--- START OF MATERIAL FOR THE TASK ---
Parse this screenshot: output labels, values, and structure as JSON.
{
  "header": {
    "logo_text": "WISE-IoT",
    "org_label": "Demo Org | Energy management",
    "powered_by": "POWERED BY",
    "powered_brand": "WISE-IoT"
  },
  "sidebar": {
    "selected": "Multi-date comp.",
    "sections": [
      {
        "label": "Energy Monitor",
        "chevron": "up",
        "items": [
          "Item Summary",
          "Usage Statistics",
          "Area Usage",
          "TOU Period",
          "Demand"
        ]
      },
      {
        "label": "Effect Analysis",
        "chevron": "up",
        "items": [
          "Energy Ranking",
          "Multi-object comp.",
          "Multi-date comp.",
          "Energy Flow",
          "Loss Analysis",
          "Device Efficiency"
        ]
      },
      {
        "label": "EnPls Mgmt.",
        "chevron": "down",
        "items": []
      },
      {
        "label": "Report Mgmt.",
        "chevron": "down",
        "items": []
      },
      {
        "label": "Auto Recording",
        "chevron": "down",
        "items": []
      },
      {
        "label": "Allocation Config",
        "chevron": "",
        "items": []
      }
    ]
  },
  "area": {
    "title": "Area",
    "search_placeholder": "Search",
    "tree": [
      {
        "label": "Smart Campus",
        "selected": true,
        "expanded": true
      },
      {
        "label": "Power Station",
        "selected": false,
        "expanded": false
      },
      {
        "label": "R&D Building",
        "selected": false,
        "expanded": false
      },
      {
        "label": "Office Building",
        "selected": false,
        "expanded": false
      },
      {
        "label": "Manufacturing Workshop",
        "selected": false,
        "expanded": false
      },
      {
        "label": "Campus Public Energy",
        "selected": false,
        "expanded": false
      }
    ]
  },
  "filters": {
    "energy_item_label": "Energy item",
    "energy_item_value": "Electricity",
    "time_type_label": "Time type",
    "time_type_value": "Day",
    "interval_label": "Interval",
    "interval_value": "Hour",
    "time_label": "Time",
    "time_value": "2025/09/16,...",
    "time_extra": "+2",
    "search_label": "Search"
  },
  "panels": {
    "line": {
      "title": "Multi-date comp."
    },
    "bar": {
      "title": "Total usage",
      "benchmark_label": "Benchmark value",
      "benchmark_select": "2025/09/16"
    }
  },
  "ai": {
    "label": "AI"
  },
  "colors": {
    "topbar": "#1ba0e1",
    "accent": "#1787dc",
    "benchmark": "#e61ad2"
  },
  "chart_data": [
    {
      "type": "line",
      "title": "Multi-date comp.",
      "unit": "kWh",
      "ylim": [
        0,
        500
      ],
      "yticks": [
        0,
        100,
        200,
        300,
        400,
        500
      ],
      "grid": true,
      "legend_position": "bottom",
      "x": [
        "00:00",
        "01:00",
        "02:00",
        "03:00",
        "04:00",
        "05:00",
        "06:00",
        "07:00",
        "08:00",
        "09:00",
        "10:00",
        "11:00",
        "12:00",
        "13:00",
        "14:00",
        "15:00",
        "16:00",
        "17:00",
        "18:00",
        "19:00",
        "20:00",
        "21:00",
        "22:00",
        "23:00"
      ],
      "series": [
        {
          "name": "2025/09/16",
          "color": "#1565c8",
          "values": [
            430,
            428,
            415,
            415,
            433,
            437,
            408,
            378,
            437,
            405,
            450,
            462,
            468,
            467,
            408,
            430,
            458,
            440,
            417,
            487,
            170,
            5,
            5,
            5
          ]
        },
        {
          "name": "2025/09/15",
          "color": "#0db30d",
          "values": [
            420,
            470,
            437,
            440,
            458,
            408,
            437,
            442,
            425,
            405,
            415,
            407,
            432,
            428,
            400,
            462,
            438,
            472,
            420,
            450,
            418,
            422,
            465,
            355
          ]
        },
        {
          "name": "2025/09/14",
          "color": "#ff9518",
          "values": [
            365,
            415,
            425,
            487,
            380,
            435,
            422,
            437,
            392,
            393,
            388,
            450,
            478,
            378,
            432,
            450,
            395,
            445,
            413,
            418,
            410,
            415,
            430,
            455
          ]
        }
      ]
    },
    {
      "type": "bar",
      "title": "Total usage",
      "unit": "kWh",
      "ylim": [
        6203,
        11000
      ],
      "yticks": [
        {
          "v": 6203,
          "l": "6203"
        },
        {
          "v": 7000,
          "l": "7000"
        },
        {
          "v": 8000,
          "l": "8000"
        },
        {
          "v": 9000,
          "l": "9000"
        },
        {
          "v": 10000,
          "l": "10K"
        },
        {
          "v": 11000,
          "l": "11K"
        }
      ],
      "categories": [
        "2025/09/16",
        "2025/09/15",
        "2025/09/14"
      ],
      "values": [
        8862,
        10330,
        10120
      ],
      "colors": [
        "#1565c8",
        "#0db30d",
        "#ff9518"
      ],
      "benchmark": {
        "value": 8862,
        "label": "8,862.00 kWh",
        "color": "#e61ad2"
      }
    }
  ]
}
--- END OF MATERIAL FOR THE TASK ---
REQUIRED TASK :: Extract all of the data above without altering anything.

FINISHED EXERCISE ::
Parse this screenshot: output labels, values, and structure as JSON.
{
  "header": {
    "logo_text": "WISE-IoT",
    "org_label": "Demo Org | Energy management",
    "powered_by": "POWERED BY",
    "powered_brand": "WISE-IoT"
  },
  "sidebar": {
    "selected": "Multi-date comp.",
    "sections": [
      {
        "label": "Energy Monitor",
        "chevron": "up",
        "items": [
          "Item Summary",
          "Usage Statistics",
          "Area Usage",
          "TOU Period",
          "Demand"
        ]
      },
      {
        "label": "Effect Analysis",
        "chevron": "up",
        "items": [
          "Energy Ranking",
          "Multi-object comp.",
          "Multi-date comp.",
          "Energy Flow",
          "Loss Analysis",
          "Device Efficiency"
        ]
      },
      {
        "label": "EnPls Mgmt.",
        "chevron": "down",
        "items": []
      },
      {
        "label": "Report Mgmt.",
        "chevron": "down",
        "items": []
      },
      {
        "label": "Auto Recording",
        "chevron": "down",
        "items": []
      },
      {
        "label": "Allocation Config",
        "chevron": "",
        "items": []
      }
    ]
  },
  "area": {
    "title": "Area",
    "search_placeholder": "Search",
    "tree": [
      {
        "label": "Smart Campus",
        "selected": true,
        "expanded": true
      },
      {
        "label": "Power Station",
        "selected": false,
        "expanded": false
      },
      {
        "label": "R&D Building",
        "selected": false,
        "expanded": false
      },
      {
        "label": "Office Building",
        "selected": false,
        "expanded": false
      },
      {
        "label": "Manufacturing Workshop",
        "selected": false,
        "expanded": false
      },
      {
        "label": "Campus Public Energy",
        "selected": false,
        "expanded": false
      }
    ]
  },
  "filters": {
    "energy_item_label": "Energy item",
    "energy_item_value": "Electricity",
    "time_type_label": "Time type",
    "time_type_value": "Day",
    "interval_label": "Interval",
    "interval_value": "Hour",
    "time_label": "Time",
    "time_value": "2025/09/16,...",
    "time_extra": "+2",
    "search_label": "Search"
  },
  "panels": {
    "line": {
      "title": "Multi-date comp."
    },
    "bar": {
      "title": "Total usage",
      "benchmark_label": "Benchmark value",
      "benchmark_select": "2025/09/16"
    }
  },
  "ai": {
    "label": "AI"
  },
  "colors": {
    "topbar": "#1ba0e1",
    "accent": "#1787dc",
    "benchmark": "#e61ad2"
  },
  "chart_data": [
    {
      "type": "line",
      "title": "Multi-date comp.",
      "unit": "kWh",
      "ylim": [
        0,
        500
      ],
      "yticks": [
        0,
        100,
        200,
        300,
        400,
        500
      ],
      "grid": true,
      "legend_position": "bottom",
      "x": [
        "00:00",
        "01:00",
        "02:00",
        "03:00",
        "04:00",
        "05:00",
        "06:00",
        "07:00",
        "08:00",
        "09:00",
        "10:00",
        "11:00",
        "12:00",
        "13:00",
        "14:00",
        "15:00",
        "16:00",
        "17:00",
        "18:00",
        "19:00",
        "20:00",
        "21:00",
        "22:00",
        "23:00"
      ],
      "series": [
        {
          "name": "2025/09/16",
          "color": "#1565c8",
          "values": [
            430,
            428,
            415,
            415,
            433,
            437,
            408,
            378,
            437,
            405,
            450,
            462,
            468,
            467,
            408,
            430,
            458,
            440,
            417,
            487,
            170,
            5,
            5,
            5
          ]
        },
        {
          "name": "2025/09/15",
          "color": "#0db30d",
          "values": [
            420,
            470,
            437,
            440,
            458,
            408,
            437,
            442,
            425,
            405,
            415,
            407,
            432,
            428,
            400,
            462,
            438,
            472,
            420,
            450,
            418,
            422,
            465,
            355
          ]
        },
        {
          "name": "2025/09/14",
          "color": "#ff9518",
          "values": [
            365,
            415,
            425,
            487,
            380,
            435,
            422,
            437,
            392,
            393,
            388,
            450,
            478,
            378,
            432,
            450,
            395,
            445,
            413,
            418,
            410,
            415,
            430,
            455
          ]
        }
      ]
    },
    {
      "type": "bar",
      "title": "Total usage",
      "unit": "kWh",
      "ylim": [
        6203,
        11000
      ],
      "yticks": [
        {
          "v": 6203,
          "l": "6203"
        },
        {
          "v": 7000,
          "l": "7000"
        },
        {
          "v": 8000,
          "l": "8000"
        },
        {
          "v": 9000,
          "l": "9000"
        },
        {
          "v": 10000,
          "l": "10K"
        },
        {
          "v": 11000,
          "l": "11K"
        }
      ],
      "categories": [
        "2025/09/16",
        "2025/09/15",
        "2025/09/14"
      ],
      "values": [
        8862,
        10330,
        10120
      ],
      "colors": [
        "#1565c8",
        "#0db30d",
        "#ff9518"
      ],
      "benchmark": {
        "value": 8862,
        "label": "8,862.00 kWh",
        "color": "#e61ad2"
      }
    }
  ]
}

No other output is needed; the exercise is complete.